__Dataset entries__.

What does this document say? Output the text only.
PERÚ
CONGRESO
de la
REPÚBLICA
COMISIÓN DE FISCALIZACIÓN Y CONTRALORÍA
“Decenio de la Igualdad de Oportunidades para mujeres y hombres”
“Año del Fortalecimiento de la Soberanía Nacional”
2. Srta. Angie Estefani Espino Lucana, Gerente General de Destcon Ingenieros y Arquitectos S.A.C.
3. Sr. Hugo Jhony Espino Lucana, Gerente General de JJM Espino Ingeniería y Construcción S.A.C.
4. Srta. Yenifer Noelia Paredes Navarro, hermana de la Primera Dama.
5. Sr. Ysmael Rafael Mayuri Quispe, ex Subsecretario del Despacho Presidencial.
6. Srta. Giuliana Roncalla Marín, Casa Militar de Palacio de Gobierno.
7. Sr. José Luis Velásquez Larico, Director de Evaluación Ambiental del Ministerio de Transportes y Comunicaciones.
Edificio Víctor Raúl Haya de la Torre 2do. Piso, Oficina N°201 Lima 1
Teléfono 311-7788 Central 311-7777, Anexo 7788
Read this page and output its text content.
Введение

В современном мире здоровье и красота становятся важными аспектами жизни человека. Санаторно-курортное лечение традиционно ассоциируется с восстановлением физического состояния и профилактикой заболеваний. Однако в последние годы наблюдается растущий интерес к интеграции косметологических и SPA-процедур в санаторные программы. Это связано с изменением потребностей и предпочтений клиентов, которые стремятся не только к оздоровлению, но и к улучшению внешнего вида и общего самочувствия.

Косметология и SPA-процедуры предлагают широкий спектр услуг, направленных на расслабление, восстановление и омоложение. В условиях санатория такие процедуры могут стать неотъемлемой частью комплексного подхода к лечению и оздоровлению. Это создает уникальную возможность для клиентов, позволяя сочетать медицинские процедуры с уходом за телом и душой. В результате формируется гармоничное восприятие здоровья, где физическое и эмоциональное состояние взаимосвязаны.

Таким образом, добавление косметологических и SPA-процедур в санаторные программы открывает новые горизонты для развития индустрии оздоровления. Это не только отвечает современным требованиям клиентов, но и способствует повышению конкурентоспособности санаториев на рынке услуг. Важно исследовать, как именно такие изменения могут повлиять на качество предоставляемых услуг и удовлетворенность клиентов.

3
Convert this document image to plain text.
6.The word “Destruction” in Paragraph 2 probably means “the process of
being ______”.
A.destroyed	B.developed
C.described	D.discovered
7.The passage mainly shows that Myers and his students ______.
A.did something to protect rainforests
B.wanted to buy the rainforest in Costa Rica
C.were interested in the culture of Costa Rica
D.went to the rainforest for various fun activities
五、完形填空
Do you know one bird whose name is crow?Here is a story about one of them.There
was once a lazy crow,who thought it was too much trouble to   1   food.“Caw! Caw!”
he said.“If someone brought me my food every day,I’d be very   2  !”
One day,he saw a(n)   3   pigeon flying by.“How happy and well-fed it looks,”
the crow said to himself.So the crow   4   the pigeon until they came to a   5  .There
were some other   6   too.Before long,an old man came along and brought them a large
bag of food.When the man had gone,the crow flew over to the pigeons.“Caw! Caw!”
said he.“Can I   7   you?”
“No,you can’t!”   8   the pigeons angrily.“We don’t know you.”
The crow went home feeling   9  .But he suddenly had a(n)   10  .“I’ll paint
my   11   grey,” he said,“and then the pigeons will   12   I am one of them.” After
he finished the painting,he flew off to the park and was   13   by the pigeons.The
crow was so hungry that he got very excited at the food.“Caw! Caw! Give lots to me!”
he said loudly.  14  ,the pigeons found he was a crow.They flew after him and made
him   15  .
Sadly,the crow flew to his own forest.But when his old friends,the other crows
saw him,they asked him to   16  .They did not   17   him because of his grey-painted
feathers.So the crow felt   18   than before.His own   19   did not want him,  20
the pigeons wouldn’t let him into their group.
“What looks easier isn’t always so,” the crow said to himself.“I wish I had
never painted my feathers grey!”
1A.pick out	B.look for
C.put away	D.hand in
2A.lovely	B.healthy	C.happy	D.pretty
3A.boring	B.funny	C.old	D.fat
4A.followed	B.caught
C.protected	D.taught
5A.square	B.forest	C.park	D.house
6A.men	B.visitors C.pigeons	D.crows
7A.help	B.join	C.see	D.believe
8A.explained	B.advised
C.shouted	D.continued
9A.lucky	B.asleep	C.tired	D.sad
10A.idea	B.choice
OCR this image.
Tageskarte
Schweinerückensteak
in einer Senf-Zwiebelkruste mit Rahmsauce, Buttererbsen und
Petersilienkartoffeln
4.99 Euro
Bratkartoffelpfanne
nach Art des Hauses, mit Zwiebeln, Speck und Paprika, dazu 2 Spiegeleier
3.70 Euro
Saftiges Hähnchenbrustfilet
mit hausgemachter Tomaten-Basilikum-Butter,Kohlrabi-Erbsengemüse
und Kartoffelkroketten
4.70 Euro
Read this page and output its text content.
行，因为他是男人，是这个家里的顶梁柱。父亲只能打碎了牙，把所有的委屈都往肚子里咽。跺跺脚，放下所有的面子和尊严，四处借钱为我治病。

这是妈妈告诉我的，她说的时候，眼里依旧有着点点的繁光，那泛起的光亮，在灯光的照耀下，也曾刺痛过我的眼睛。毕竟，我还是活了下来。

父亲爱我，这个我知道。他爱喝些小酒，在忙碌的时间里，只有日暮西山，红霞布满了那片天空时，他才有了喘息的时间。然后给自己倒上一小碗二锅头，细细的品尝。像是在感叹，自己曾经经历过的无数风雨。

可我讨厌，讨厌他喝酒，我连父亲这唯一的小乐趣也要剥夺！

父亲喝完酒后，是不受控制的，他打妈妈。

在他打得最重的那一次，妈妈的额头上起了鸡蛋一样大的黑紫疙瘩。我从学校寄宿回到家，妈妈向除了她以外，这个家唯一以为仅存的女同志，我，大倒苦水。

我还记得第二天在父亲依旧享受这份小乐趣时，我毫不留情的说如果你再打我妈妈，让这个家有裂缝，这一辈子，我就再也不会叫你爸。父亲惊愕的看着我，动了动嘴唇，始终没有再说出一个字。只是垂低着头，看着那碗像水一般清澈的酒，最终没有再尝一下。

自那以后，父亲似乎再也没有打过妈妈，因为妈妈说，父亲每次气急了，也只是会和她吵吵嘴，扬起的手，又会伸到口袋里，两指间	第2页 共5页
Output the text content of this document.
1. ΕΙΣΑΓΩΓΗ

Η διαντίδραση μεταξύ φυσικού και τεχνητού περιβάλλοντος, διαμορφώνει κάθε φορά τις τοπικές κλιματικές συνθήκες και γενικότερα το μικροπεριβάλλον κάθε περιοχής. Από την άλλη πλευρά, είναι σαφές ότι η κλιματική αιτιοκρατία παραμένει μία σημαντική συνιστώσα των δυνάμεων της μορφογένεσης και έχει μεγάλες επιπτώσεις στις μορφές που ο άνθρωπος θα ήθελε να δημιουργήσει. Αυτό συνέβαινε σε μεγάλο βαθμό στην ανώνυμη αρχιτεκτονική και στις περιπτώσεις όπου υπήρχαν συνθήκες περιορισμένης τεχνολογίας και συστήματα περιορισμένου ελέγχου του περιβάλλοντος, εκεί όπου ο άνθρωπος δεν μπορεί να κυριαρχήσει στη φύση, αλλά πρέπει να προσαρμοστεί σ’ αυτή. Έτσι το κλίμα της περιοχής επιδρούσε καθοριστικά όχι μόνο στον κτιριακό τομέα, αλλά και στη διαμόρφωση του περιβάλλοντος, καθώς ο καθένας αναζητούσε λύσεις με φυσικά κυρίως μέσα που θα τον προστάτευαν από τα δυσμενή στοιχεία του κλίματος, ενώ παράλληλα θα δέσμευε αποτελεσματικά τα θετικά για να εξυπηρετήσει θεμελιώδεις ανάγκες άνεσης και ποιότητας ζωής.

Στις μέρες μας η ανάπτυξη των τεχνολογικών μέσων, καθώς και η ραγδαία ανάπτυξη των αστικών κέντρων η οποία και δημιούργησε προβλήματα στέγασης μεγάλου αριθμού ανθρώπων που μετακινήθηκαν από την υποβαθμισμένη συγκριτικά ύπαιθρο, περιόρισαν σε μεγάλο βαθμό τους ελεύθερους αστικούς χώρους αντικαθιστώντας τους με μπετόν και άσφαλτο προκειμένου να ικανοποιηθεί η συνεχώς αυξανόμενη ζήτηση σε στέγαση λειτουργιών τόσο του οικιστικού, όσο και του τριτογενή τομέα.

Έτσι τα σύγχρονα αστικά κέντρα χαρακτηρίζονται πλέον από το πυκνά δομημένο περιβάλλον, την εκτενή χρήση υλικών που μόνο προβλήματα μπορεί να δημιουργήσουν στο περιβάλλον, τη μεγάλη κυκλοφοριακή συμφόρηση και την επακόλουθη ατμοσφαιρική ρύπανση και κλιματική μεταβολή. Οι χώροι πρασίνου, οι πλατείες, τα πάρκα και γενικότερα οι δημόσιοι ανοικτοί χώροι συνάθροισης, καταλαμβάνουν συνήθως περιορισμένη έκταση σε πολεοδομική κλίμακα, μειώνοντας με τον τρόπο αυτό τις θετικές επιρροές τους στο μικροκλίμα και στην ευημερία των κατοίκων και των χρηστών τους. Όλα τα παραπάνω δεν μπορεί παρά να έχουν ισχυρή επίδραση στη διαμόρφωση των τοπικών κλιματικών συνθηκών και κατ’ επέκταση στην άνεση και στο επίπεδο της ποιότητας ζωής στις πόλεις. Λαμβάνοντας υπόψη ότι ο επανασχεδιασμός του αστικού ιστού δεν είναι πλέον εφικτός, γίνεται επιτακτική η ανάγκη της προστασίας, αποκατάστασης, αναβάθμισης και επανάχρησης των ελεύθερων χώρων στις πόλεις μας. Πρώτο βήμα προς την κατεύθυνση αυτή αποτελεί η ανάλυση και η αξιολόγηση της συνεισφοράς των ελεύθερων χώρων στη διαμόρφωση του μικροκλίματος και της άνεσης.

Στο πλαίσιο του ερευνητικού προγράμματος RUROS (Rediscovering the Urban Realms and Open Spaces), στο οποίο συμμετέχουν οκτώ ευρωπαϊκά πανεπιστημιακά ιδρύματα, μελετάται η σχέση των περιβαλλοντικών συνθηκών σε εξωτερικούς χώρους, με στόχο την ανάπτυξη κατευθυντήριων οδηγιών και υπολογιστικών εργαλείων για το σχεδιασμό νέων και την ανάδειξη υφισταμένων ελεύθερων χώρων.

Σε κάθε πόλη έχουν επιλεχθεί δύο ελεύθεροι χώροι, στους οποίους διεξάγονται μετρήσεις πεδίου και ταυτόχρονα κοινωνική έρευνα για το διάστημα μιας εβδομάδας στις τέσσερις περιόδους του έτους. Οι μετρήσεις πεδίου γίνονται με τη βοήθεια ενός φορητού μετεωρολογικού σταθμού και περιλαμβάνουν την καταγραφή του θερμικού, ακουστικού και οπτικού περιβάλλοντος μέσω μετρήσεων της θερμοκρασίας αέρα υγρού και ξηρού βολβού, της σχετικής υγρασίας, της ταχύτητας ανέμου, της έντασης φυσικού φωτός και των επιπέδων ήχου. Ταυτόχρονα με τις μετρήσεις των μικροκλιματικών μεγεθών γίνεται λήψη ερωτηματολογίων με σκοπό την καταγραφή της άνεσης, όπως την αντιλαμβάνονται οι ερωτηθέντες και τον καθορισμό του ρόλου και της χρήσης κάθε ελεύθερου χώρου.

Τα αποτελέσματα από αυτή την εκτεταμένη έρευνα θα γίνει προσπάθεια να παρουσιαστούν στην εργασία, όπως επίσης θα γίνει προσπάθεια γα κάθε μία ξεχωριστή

__Task directions__. Read the lines above. Gather those in which the string "Rica" is found.

__Result of this task__.
B.wanted to buy the rainforest in Costa Rica
C.were interested in the culture of Costa Rica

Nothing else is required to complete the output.